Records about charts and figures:

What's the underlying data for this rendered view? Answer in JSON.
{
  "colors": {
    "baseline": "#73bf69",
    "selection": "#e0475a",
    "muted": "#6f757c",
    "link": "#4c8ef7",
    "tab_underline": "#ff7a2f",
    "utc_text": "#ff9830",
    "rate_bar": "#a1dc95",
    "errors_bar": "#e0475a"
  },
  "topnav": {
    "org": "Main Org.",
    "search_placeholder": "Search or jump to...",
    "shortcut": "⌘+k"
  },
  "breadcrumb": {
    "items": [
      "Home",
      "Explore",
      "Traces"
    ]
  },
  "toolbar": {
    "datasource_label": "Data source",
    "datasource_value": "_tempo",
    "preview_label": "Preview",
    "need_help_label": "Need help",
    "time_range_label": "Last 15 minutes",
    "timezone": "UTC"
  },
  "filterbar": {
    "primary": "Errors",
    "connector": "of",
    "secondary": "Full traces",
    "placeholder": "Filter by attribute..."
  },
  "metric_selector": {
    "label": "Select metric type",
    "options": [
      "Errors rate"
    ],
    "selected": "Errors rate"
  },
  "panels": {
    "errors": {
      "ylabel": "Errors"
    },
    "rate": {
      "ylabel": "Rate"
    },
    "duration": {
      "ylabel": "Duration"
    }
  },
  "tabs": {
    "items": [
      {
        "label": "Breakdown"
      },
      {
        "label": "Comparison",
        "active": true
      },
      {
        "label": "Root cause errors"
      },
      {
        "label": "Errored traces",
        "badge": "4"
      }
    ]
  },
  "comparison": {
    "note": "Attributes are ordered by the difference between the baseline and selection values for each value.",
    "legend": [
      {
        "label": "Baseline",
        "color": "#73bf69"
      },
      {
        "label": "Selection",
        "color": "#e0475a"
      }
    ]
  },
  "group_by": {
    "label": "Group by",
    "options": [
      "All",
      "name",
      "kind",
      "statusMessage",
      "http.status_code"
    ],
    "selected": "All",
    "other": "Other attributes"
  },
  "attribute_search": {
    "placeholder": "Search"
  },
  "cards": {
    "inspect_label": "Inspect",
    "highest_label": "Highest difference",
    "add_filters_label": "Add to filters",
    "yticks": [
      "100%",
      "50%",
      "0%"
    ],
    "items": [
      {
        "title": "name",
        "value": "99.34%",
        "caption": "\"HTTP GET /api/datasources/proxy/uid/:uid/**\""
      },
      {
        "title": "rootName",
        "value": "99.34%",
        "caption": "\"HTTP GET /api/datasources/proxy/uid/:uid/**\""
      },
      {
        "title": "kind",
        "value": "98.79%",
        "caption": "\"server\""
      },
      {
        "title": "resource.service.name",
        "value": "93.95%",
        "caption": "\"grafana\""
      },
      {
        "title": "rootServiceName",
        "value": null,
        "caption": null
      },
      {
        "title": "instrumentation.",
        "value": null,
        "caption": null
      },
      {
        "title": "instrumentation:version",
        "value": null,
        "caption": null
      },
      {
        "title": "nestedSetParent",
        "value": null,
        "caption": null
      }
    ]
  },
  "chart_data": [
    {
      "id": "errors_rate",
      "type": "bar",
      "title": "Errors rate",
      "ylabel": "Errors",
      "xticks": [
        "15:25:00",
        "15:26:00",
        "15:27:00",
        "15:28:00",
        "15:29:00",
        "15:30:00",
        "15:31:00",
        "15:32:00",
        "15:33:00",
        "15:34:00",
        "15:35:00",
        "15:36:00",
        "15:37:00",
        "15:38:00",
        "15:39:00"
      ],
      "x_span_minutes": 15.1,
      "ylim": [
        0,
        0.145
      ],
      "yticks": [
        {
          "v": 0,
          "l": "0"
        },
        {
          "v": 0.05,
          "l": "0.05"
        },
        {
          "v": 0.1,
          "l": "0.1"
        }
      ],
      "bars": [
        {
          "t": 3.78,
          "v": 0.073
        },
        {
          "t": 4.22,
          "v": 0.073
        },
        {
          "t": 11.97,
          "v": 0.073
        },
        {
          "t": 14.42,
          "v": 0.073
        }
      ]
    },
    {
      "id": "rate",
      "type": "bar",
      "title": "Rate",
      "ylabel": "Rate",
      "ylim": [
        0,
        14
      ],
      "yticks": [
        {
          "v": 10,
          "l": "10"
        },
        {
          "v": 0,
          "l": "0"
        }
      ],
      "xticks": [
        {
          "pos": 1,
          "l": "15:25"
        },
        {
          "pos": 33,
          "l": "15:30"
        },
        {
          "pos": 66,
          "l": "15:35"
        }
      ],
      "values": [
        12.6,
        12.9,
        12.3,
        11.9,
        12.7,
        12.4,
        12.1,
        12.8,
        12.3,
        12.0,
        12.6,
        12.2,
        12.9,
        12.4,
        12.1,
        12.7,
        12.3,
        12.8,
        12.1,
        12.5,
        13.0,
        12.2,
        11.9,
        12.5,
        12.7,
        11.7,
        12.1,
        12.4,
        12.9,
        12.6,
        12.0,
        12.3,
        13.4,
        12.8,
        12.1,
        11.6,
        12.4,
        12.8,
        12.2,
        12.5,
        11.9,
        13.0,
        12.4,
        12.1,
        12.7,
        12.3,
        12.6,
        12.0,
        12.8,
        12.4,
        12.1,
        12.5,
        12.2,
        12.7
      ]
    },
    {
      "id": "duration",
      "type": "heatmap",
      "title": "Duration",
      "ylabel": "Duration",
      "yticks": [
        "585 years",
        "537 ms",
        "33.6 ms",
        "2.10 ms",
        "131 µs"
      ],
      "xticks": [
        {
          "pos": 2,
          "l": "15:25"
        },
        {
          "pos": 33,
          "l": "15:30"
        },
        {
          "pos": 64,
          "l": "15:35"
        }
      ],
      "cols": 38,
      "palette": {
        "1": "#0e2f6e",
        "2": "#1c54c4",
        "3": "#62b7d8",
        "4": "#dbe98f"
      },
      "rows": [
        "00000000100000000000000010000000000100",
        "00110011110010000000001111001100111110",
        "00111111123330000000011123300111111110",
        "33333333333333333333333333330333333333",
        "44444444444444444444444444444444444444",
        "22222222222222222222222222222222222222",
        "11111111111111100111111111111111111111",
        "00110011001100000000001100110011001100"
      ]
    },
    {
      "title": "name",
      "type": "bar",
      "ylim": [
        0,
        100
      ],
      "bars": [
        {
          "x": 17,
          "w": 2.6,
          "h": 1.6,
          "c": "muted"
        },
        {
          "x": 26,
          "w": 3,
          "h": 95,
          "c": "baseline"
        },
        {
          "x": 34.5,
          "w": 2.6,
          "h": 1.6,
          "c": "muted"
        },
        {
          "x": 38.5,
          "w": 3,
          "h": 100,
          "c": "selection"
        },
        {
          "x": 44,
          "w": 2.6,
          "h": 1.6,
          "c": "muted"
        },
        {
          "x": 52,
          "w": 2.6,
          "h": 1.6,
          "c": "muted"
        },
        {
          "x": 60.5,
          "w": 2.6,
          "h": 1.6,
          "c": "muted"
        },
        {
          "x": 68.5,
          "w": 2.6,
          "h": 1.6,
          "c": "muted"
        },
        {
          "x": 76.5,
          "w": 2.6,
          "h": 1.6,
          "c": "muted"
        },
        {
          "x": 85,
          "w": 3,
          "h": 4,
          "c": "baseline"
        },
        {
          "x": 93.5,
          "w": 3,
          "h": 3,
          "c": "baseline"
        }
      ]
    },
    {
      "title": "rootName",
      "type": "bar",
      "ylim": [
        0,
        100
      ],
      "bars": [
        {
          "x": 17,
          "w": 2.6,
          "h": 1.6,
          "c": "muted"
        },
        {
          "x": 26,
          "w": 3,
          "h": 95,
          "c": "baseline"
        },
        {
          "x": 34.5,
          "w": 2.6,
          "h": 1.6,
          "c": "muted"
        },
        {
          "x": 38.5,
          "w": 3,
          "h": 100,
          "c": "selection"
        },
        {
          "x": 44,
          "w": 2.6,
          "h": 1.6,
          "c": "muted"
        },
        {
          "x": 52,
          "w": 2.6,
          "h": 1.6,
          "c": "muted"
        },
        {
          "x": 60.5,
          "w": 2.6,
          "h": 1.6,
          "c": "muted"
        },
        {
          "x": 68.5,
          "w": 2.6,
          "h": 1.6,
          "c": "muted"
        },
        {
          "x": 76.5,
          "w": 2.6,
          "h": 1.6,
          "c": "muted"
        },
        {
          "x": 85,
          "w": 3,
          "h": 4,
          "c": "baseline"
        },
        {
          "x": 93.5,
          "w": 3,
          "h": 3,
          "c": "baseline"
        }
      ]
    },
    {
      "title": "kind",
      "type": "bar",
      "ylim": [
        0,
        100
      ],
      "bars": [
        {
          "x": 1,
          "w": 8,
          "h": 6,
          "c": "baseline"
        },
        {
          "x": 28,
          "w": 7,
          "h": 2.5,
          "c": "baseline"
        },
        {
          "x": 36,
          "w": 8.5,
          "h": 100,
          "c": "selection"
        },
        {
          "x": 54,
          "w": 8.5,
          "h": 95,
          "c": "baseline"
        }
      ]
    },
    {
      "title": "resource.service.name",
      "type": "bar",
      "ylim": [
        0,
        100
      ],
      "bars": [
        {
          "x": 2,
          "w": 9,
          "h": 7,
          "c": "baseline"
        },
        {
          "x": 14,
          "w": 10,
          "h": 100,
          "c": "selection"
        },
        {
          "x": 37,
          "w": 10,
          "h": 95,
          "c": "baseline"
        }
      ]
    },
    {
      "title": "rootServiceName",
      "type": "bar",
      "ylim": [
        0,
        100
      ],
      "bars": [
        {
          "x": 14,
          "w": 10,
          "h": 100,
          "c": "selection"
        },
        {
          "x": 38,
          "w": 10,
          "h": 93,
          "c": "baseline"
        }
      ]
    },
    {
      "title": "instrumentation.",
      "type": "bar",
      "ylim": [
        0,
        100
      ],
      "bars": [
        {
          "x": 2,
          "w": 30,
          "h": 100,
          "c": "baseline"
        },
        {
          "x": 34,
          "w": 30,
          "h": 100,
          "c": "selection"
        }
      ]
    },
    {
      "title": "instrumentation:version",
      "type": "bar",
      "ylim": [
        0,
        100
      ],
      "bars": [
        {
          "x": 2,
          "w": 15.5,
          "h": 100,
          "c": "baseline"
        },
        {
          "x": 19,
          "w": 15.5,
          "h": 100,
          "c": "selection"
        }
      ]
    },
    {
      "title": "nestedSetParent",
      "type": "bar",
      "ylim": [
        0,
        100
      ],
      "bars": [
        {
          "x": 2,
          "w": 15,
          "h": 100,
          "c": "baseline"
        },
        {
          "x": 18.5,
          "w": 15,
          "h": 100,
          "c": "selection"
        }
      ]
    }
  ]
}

**WRITTEN REQUEST**. Extract every line above containing the word "instrumentation".

**TASK RESULT**.
        "title": "instrumentation.",
        "title": "instrumentation:version",
      "title": "instrumentation.",
      "title": "instrumentation:version",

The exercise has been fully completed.